TASK DETAILS: Scan the material for the word "CUSA", and copy each line where it shows up.

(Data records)
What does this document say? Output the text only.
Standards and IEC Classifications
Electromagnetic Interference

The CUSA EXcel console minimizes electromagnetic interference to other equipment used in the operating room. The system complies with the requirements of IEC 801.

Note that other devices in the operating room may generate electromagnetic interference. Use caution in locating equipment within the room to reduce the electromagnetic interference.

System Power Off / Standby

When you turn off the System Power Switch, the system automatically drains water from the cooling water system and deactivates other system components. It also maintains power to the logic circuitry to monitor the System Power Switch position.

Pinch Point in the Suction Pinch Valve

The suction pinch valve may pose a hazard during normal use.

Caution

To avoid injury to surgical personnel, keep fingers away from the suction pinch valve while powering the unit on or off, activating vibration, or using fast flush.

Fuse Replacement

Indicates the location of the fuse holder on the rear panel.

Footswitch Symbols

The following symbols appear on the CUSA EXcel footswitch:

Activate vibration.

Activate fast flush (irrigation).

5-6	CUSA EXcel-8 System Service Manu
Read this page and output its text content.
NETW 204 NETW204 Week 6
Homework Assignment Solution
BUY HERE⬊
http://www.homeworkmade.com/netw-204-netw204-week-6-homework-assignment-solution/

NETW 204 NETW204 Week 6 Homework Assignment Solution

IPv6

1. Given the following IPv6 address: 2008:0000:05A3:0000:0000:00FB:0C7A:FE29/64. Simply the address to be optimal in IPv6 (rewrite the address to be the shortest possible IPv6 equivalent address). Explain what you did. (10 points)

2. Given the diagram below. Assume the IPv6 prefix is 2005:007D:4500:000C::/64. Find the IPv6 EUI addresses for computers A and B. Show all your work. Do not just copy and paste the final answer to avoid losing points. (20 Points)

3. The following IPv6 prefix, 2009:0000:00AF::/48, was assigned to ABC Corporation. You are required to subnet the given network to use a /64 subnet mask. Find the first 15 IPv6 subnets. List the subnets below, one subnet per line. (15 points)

SOLVED PROBLEM:
The CUSA EXcel console minimizes electromagnetic interference to other equipment used in the operating room. The system complies with the requirements of IEC 801.
The following symbols appear on the CUSA EXcel footswitch:
5-6	CUSA EXcel-8 System Service Manu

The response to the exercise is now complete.